== Dataset
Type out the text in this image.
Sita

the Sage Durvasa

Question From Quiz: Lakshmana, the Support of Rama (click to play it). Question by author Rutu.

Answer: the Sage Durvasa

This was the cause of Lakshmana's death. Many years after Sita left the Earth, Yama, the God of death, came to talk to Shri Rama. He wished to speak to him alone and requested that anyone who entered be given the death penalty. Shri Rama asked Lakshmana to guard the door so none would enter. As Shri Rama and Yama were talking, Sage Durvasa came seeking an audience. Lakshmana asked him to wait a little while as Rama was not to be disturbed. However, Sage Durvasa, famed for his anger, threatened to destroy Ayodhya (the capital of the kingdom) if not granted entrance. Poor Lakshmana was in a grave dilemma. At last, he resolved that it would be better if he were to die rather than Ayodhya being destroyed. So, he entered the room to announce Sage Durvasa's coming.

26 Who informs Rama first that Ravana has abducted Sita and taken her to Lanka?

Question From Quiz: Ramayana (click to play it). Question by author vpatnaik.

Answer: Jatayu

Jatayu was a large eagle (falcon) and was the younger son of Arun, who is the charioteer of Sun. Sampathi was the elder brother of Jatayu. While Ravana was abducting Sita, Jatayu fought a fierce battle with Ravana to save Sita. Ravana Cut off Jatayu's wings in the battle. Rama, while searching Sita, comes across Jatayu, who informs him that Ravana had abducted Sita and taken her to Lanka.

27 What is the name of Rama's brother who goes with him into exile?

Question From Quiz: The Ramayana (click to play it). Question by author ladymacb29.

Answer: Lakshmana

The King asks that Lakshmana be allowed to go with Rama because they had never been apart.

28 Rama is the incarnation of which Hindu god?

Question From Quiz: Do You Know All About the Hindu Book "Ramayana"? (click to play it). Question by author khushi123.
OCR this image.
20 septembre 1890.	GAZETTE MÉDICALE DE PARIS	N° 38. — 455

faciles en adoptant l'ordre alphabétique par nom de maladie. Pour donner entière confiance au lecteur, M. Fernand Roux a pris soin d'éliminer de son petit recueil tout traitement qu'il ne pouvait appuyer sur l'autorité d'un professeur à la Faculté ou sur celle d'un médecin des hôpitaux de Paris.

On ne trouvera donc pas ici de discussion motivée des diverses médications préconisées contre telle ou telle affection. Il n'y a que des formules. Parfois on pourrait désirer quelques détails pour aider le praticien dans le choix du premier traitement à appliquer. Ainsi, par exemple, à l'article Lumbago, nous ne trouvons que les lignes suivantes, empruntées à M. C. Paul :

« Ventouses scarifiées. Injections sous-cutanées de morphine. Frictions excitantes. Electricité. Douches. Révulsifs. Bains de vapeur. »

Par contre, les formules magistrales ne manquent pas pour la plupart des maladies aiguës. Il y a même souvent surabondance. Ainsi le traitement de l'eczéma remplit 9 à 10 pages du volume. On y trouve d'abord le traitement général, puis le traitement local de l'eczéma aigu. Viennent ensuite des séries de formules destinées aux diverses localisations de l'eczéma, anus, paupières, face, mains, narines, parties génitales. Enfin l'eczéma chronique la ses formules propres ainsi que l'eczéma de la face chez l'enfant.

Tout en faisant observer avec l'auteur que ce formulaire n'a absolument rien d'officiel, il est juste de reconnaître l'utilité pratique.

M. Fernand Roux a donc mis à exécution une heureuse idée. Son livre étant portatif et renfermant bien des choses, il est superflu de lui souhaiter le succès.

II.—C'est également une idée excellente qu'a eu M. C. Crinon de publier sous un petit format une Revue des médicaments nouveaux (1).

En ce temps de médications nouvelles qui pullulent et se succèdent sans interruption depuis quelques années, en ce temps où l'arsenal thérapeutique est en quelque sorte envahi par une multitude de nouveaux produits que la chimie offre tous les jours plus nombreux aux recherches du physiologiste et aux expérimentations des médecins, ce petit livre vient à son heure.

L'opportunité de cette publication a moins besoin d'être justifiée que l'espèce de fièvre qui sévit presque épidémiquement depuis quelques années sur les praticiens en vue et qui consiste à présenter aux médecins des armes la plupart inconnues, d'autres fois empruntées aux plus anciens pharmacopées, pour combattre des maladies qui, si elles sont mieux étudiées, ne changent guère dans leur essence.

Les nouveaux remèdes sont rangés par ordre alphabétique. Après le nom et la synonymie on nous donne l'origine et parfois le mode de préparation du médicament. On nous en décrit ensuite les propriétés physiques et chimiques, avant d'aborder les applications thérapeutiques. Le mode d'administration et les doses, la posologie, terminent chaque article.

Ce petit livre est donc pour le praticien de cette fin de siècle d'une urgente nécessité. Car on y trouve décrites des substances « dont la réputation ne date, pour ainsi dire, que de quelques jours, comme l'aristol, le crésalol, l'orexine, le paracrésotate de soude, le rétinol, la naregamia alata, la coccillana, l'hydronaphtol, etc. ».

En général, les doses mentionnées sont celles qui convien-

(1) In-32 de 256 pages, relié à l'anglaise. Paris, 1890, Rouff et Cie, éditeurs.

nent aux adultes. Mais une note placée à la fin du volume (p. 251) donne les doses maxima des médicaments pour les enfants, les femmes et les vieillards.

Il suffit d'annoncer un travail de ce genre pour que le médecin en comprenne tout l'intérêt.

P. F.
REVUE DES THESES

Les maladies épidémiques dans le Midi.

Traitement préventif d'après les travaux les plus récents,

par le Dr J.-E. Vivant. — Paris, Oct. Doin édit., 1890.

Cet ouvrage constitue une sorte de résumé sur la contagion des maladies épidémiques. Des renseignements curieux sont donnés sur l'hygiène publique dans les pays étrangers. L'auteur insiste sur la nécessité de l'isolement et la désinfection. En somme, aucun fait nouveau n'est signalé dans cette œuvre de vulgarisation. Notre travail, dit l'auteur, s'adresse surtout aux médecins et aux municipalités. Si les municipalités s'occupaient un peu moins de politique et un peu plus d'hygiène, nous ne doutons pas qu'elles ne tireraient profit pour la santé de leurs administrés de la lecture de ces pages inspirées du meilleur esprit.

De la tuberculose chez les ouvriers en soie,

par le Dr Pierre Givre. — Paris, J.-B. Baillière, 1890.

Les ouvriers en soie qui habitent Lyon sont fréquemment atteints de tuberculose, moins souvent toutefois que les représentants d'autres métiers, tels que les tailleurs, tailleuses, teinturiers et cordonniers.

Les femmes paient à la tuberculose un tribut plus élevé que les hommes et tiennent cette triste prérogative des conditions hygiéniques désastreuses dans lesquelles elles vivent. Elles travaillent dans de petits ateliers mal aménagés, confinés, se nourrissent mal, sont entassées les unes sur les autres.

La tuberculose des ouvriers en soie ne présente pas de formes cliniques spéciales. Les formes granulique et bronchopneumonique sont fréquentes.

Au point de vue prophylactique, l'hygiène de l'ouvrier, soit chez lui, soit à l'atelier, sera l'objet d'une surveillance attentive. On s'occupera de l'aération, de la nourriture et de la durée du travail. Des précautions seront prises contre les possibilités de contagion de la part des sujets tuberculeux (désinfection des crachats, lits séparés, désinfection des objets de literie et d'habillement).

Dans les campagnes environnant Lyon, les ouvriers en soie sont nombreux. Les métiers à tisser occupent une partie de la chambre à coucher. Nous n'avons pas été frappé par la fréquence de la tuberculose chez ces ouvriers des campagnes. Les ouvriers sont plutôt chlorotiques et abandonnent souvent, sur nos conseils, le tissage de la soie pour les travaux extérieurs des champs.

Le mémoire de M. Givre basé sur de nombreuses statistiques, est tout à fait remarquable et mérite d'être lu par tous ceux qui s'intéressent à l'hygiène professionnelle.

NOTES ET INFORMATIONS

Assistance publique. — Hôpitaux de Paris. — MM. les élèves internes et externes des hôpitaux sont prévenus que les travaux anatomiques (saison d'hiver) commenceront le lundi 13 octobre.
====
Do this:
Write out the entries above once more, without altering anything.

Solution:
Type out the text in this image.
Sita

the Sage Durvasa

Question From Quiz: Lakshmana, the Support of Rama (click to play it). Question by author Rutu.

Answer: the Sage Durvasa

This was the cause of Lakshmana's death. Many years after Sita left the Earth, Yama, the God of death, came to talk to Shri Rama. He wished to speak to him alone and requested that anyone who entered be given the death penalty. Shri Rama asked Lakshmana to guard the door so none would enter. As Shri Rama and Yama were talking, Sage Durvasa came seeking an audience. Lakshmana asked him to wait a little while as Rama was not to be disturbed. However, Sage Durvasa, famed for his anger, threatened to destroy Ayodhya (the capital of the kingdom) if not granted entrance. Poor Lakshmana was in a grave dilemma. At last, he resolved that it would be better if he were to die rather than Ayodhya being destroyed. So, he entered the room to announce Sage Durvasa's coming.

26 Who informs Rama first that Ravana has abducted Sita and taken her to Lanka?

Question From Quiz: Ramayana (click to play it). Question by author vpatnaik.

Answer: Jatayu

Jatayu was a large eagle (falcon) and was the younger son of Arun, who is the charioteer of Sun. Sampathi was the elder brother of Jatayu. While Ravana was abducting Sita, Jatayu fought a fierce battle with Ravana to save Sita. Ravana Cut off Jatayu's wings in the battle. Rama, while searching Sita, comes across Jatayu, who informs him that Ravana had abducted Sita and taken her to Lanka.

27 What is the name of Rama's brother who goes with him into exile?

Question From Quiz: The Ramayana (click to play it). Question by author ladymacb29.

Answer: Lakshmana

The King asks that Lakshmana be allowed to go with Rama because they had never been apart.

28 Rama is the incarnation of which Hindu god?

Question From Quiz: Do You Know All About the Hindu Book "Ramayana"? (click to play it). Question by author khushi123.
OCR this image.
20 septembre 1890.	GAZETTE MÉDICALE DE PARIS	N° 38. — 455

faciles en adoptant l'ordre alphabétique par nom de maladie. Pour donner entière confiance au lecteur, M. Fernand Roux a pris soin d'éliminer de son petit recueil tout traitement qu'il ne pouvait appuyer sur l'autorité d'un professeur à la Faculté ou sur celle d'un médecin des hôpitaux de Paris.

On ne trouvera donc pas ici de discussion motivée des diverses médications préconisées contre telle ou telle affection. Il n'y a que des formules. Parfois on pourrait désirer quelques détails pour aider le praticien dans le choix du premier traitement à appliquer. Ainsi, par exemple, à l'article Lumbago, nous ne trouvons que les lignes suivantes, empruntées à M. C. Paul :

« Ventouses scarifiées. Injections sous-cutanées de morphine. Frictions excitantes. Electricité. Douches. Révulsifs. Bains de vapeur. »

Par contre, les formules magistrales ne manquent pas pour la plupart des maladies aiguës. Il y a même souvent surabondance. Ainsi le traitement de l'eczéma remplit 9 à 10 pages du volume. On y trouve d'abord le traitement général, puis le traitement local de l'eczéma aigu. Viennent ensuite des séries de formules destinées aux diverses localisations de l'eczéma, anus, paupières, face, mains, narines, parties génitales. Enfin l'eczéma chronique la ses formules propres ainsi que l'eczéma de la face chez l'enfant.

Tout en faisant observer avec l'auteur que ce formulaire n'a absolument rien d'officiel, il est juste de reconnaître l'utilité pratique.

M. Fernand Roux a donc mis à exécution une heureuse idée. Son livre étant portatif et renfermant bien des choses, il est superflu de lui souhaiter le succès.

II.—C'est également une idée excellente qu'a eu M. C. Crinon de publier sous un petit format une Revue des médicaments nouveaux (1).

En ce temps de médications nouvelles qui pullulent et se succèdent sans interruption depuis quelques années, en ce temps où l'arsenal thérapeutique est en quelque sorte envahi par une multitude de nouveaux produits que la chimie offre tous les jours plus nombreux aux recherches du physiologiste et aux expérimentations des médecins, ce petit livre vient à son heure.

L'opportunité de cette publication a moins besoin d'être justifiée que l'espèce de fièvre qui sévit presque épidémiquement depuis quelques années sur les praticiens en vue et qui consiste à présenter aux médecins des armes la plupart inconnues, d'autres fois empruntées aux plus anciens pharmacopées, pour combattre des maladies qui, si elles sont mieux étudiées, ne changent guère dans leur essence.

Les nouveaux remèdes sont rangés par ordre alphabétique. Après le nom et la synonymie on nous donne l'origine et parfois le mode de préparation du médicament. On nous en décrit ensuite les propriétés physiques et chimiques, avant d'aborder les applications thérapeutiques. Le mode d'administration et les doses, la posologie, terminent chaque article.

Ce petit livre est donc pour le praticien de cette fin de siècle d'une urgente nécessité. Car on y trouve décrites des substances « dont la réputation ne date, pour ainsi dire, que de quelques jours, comme l'aristol, le crésalol, l'orexine, le paracrésotate de soude, le rétinol, la naregamia alata, la coccillana, l'hydronaphtol, etc. ».

En général, les doses mentionnées sont celles qui convien-

(1) In-32 de 256 pages, relié à l'anglaise. Paris, 1890, Rouff et Cie, éditeurs.

nent aux adultes. Mais une note placée à la fin du volume (p. 251) donne les doses maxima des médicaments pour les enfants, les femmes et les vieillards.

Il suffit d'annoncer un travail de ce genre pour que le médecin en comprenne tout l'intérêt.

P. F.
REVUE DES THESES

Les maladies épidémiques dans le Midi.

Traitement préventif d'après les travaux les plus récents,

par le Dr J.-E. Vivant. — Paris, Oct. Doin édit., 1890.

Cet ouvrage constitue une sorte de résumé sur la contagion des maladies épidémiques. Des renseignements curieux sont donnés sur l'hygiène publique dans les pays étrangers. L'auteur insiste sur la nécessité de l'isolement et la désinfection. En somme, aucun fait nouveau n'est signalé dans cette œuvre de vulgarisation. Notre travail, dit l'auteur, s'adresse surtout aux médecins et aux municipalités. Si les municipalités s'occupaient un peu moins de politique et un peu plus d'hygiène, nous ne doutons pas qu'elles ne tireraient profit pour la santé de leurs administrés de la lecture de ces pages inspirées du meilleur esprit.

De la tuberculose chez les ouvriers en soie,

par le Dr Pierre Givre. — Paris, J.-B. Baillière, 1890.

Les ouvriers en soie qui habitent Lyon sont fréquemment atteints de tuberculose, moins souvent toutefois que les représentants d'autres métiers, tels que les tailleurs, tailleuses, teinturiers et cordonniers.

Les femmes paient à la tuberculose un tribut plus élevé que les hommes et tiennent cette triste prérogative des conditions hygiéniques désastreuses dans lesquelles elles vivent. Elles travaillent dans de petits ateliers mal aménagés, confinés, se nourrissent mal, sont entassées les unes sur les autres.

La tuberculose des ouvriers en soie ne présente pas de formes cliniques spéciales. Les formes granulique et bronchopneumonique sont fréquentes.

Au point de vue prophylactique, l'hygiène de l'ouvrier, soit chez lui, soit à l'atelier, sera l'objet d'une surveillance attentive. On s'occupera de l'aération, de la nourriture et de la durée du travail. Des précautions seront prises contre les possibilités de contagion de la part des sujets tuberculeux (désinfection des crachats, lits séparés, désinfection des objets de literie et d'habillement).

Dans les campagnes environnant Lyon, les ouvriers en soie sont nombreux. Les métiers à tisser occupent une partie de la chambre à coucher. Nous n'avons pas été frappé par la fréquence de la tuberculose chez ces ouvriers des campagnes. Les ouvriers sont plutôt chlorotiques et abandonnent souvent, sur nos conseils, le tissage de la soie pour les travaux extérieurs des champs.

Le mémoire de M. Givre basé sur de nombreuses statistiques, est tout à fait remarquable et mérite d'être lu par tous ceux qui s'intéressent à l'hygiène professionnelle.

NOTES ET INFORMATIONS

Assistance publique. — Hôpitaux de Paris. — MM. les élèves internes et externes des hôpitaux sont prévenus que les travaux anatomiques (saison d'hiver) commenceront le lundi 13 octobre.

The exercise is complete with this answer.